What the task requires
Return all lines from the listing below in which the string "yksityisyrittäjä" occurs.

Records to use
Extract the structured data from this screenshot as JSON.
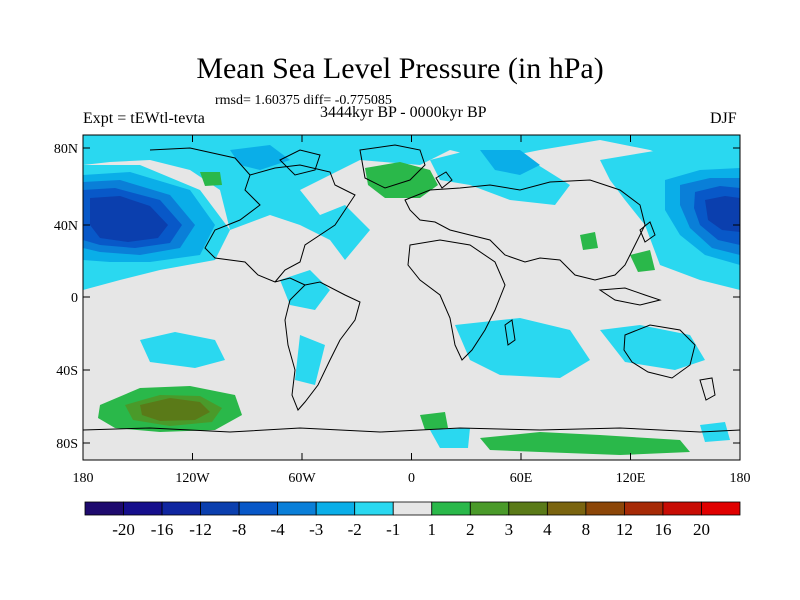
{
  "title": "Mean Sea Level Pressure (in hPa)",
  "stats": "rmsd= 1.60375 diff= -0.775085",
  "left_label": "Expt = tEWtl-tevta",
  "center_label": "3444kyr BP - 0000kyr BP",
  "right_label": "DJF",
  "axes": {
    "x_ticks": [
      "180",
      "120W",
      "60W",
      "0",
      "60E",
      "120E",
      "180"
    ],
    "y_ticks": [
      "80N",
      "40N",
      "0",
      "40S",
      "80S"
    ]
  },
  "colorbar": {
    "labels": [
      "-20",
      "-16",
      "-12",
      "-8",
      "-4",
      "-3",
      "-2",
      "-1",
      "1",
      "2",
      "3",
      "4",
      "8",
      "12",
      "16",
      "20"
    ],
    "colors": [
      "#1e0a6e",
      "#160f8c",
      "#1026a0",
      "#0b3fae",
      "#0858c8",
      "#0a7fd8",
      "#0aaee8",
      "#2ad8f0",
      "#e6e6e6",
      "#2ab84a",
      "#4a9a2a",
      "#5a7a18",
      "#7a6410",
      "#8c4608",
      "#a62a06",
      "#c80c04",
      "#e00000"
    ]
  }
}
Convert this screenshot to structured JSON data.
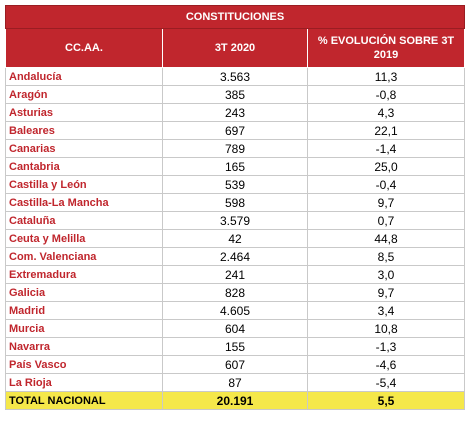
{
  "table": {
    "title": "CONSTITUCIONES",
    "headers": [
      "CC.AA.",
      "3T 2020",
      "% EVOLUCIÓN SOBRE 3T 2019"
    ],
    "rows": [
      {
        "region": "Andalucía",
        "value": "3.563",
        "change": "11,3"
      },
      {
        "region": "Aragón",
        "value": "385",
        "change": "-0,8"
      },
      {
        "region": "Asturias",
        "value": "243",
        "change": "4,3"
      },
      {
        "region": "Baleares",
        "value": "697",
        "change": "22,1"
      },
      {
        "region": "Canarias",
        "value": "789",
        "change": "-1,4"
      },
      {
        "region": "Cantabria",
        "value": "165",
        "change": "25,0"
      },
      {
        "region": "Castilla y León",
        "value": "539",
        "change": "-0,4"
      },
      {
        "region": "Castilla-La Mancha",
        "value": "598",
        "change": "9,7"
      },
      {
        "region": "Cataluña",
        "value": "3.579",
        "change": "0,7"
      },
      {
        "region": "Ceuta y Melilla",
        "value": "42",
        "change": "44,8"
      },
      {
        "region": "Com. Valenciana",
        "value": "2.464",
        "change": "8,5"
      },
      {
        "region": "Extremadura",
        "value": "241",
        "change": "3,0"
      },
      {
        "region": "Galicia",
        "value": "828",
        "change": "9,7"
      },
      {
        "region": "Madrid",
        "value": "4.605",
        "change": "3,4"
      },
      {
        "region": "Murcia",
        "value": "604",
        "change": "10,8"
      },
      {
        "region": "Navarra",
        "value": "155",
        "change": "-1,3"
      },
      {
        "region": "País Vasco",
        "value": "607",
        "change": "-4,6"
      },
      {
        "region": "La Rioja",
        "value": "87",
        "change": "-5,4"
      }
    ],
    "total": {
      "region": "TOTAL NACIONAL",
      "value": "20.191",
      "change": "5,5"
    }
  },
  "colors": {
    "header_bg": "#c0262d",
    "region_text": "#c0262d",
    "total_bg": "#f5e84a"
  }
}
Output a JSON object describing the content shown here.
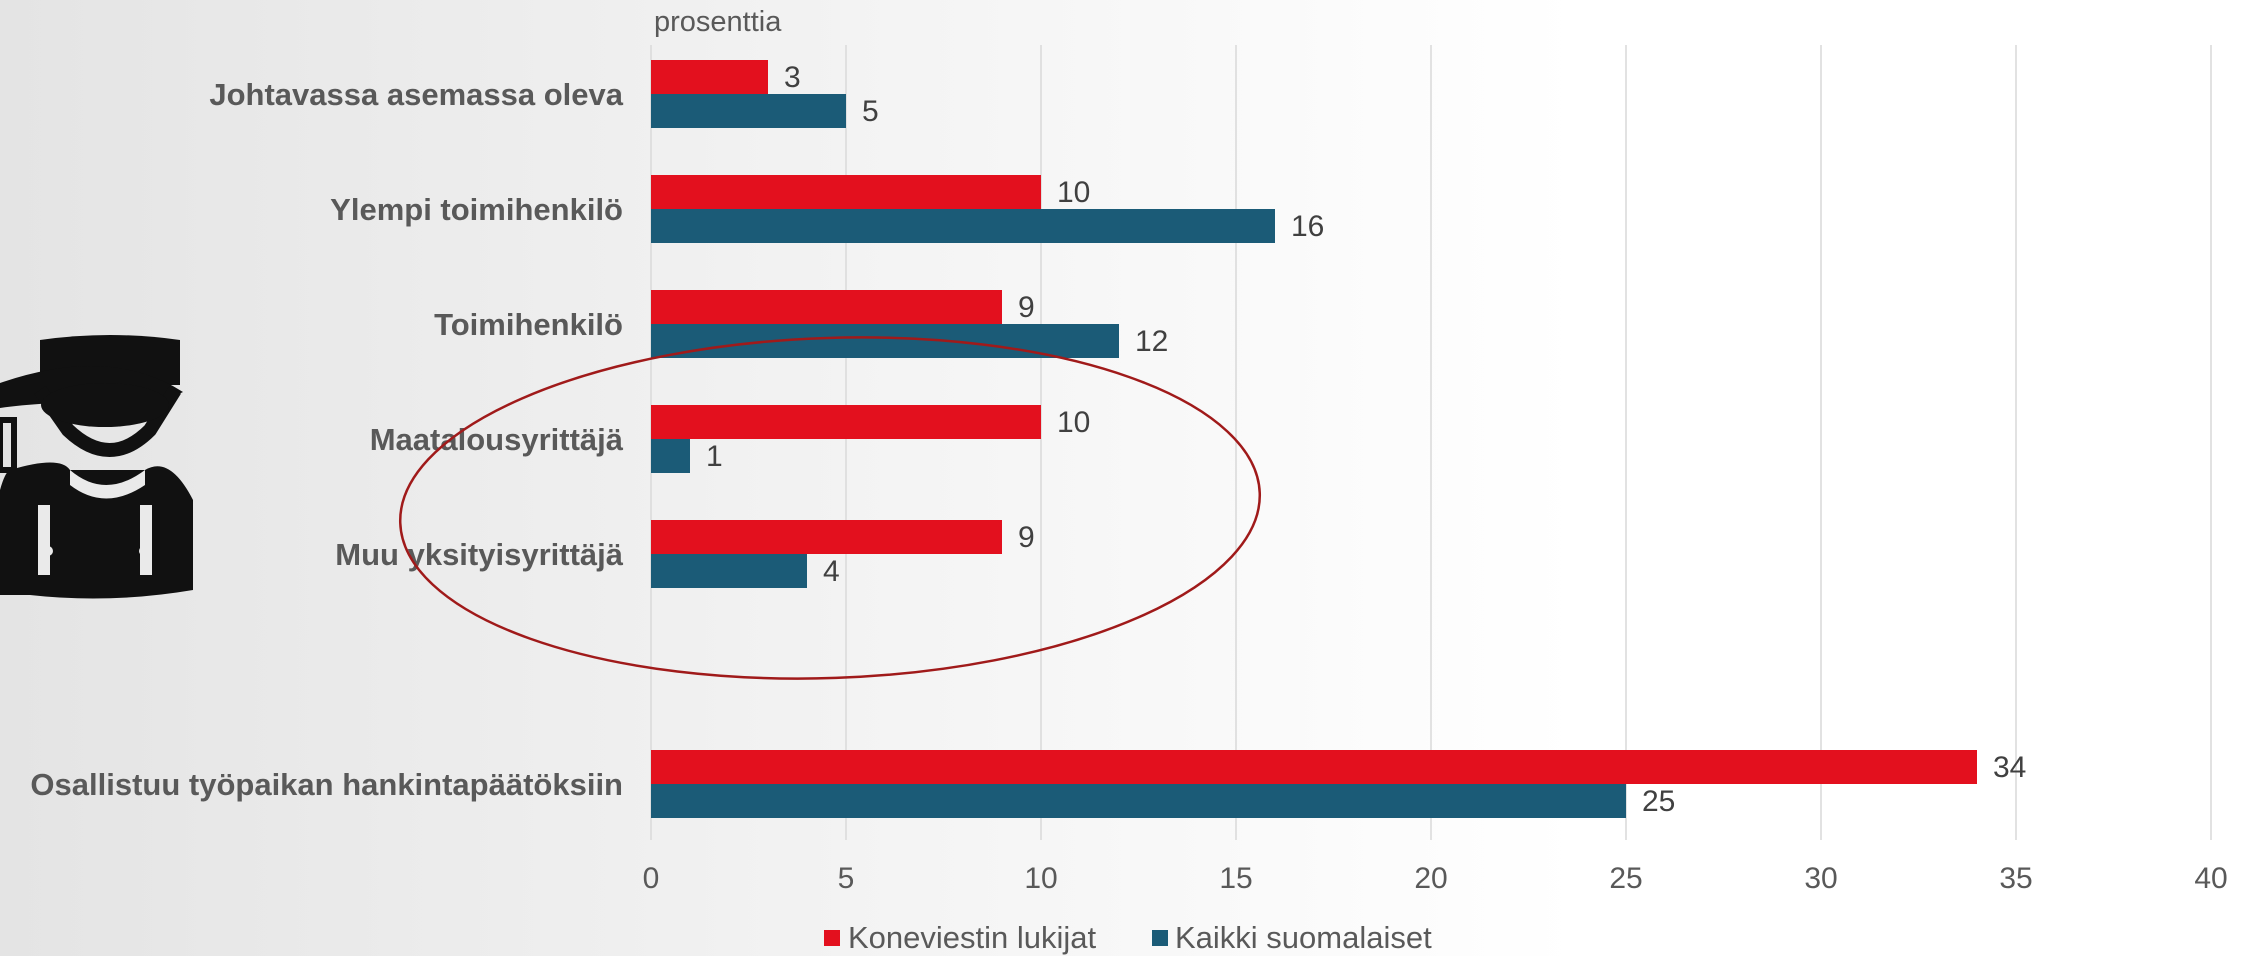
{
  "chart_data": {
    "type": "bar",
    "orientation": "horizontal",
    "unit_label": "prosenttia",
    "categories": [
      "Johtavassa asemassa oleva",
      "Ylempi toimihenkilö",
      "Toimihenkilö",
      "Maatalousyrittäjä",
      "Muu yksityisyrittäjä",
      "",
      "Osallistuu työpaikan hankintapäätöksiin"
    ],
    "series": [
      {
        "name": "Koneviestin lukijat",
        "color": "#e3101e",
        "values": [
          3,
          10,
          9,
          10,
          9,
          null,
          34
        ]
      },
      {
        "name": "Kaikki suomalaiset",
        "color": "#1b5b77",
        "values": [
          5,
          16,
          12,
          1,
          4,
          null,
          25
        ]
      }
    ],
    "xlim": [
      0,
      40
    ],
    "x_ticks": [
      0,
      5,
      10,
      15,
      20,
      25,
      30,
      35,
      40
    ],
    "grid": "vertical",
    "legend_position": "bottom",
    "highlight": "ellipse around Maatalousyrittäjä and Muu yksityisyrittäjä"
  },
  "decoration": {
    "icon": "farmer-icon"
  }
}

...

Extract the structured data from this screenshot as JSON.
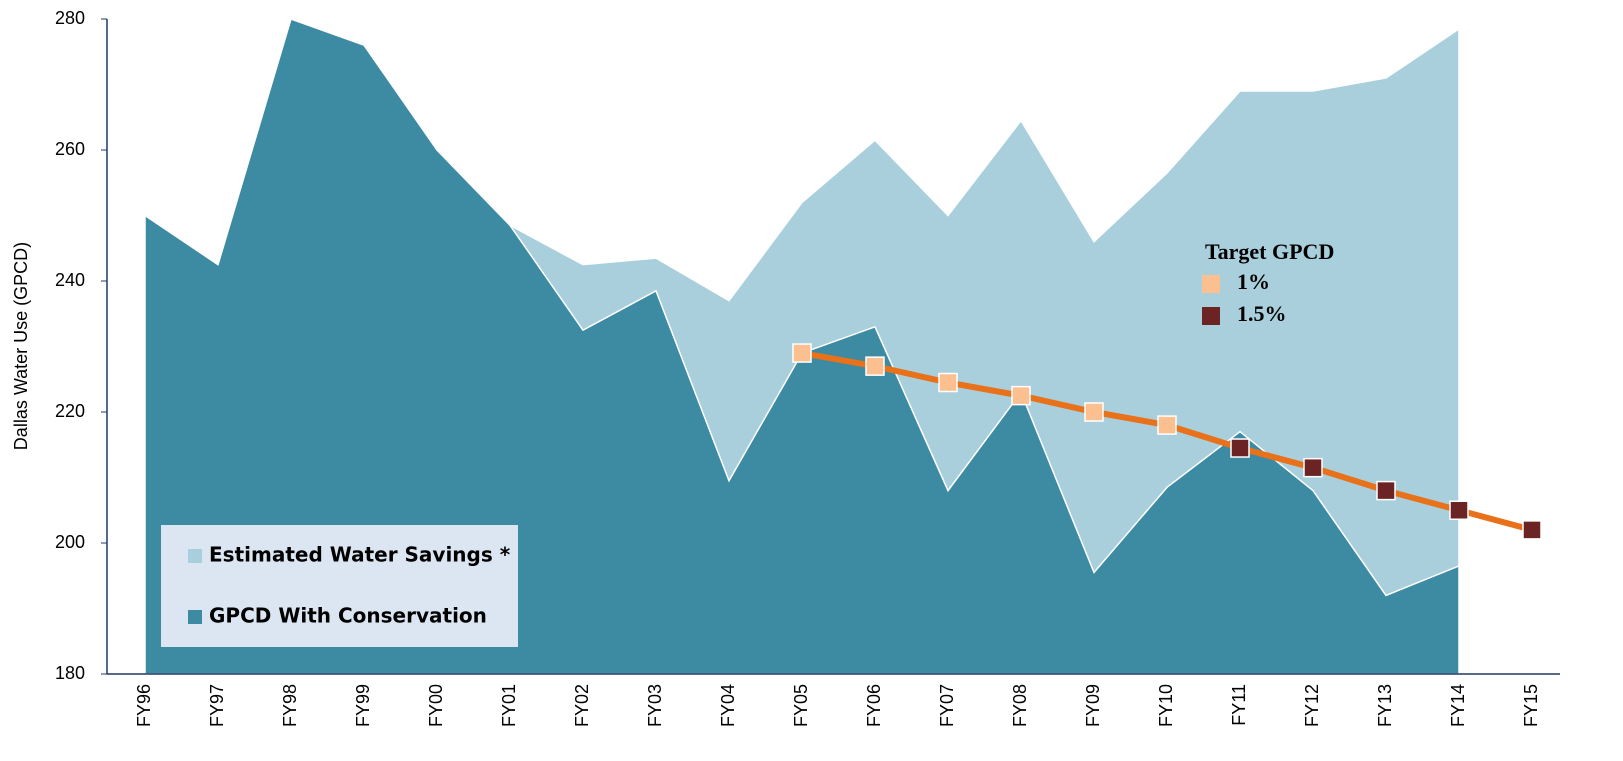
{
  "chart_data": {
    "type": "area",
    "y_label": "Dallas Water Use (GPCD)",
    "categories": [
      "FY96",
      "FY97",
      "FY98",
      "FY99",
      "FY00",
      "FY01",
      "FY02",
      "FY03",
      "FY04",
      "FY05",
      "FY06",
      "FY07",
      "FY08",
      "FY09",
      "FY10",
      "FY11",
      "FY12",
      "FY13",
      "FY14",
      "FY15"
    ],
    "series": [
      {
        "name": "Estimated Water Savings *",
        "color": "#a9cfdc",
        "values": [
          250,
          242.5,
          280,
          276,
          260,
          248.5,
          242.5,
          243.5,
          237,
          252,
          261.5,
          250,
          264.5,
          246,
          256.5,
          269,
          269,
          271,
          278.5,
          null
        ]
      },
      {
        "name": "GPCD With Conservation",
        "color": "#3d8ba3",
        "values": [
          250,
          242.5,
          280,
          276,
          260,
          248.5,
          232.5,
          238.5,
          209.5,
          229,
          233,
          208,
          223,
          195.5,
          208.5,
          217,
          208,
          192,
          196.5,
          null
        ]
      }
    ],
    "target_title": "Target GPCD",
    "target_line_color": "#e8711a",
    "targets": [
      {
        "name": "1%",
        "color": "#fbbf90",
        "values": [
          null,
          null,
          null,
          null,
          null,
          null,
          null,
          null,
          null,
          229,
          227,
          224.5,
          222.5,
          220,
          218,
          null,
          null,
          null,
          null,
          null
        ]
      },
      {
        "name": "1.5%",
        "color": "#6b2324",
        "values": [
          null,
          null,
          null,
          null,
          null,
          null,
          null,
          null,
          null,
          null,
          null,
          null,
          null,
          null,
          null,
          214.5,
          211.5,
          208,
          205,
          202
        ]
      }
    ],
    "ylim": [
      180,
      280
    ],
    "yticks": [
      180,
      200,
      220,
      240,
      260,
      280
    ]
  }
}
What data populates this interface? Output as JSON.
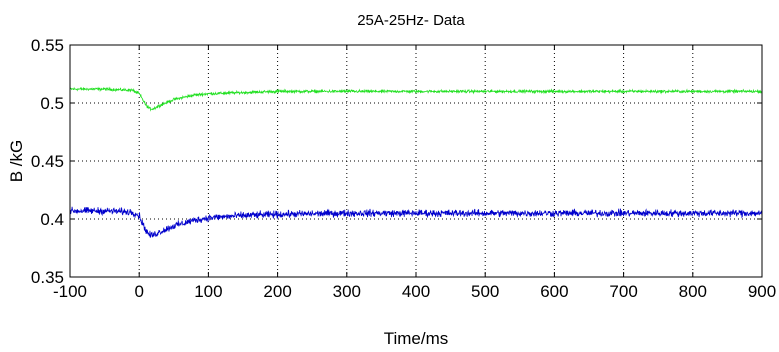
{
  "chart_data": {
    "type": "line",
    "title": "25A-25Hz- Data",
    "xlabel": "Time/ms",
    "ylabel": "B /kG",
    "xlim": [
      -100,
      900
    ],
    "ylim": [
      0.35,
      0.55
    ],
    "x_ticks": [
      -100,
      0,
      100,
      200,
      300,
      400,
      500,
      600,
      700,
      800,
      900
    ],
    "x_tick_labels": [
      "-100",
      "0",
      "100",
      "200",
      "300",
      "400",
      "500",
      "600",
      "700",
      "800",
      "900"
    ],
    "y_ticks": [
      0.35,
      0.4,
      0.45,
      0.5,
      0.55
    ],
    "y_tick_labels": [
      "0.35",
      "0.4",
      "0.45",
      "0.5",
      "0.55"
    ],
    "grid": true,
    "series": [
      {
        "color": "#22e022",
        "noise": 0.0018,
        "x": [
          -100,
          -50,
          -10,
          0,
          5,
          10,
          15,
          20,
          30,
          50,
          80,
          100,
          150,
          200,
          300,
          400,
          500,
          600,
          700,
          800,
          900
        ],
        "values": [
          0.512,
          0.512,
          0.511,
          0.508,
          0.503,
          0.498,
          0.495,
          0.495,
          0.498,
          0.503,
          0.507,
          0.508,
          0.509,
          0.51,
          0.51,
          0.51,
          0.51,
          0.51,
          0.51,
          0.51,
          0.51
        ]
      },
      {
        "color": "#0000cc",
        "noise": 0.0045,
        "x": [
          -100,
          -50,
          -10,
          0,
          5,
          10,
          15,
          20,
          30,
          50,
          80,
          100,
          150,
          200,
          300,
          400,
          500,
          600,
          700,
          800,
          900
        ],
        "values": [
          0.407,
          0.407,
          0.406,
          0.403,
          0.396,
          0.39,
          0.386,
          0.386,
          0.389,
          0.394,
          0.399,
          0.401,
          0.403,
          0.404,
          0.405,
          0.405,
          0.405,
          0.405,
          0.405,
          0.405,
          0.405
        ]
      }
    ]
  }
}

Response to this task
      "Muu yksityisyrittäjä",
    "highlight": "ellipse around Maatalousyrittäjä and Muu yksityisyrittäjä"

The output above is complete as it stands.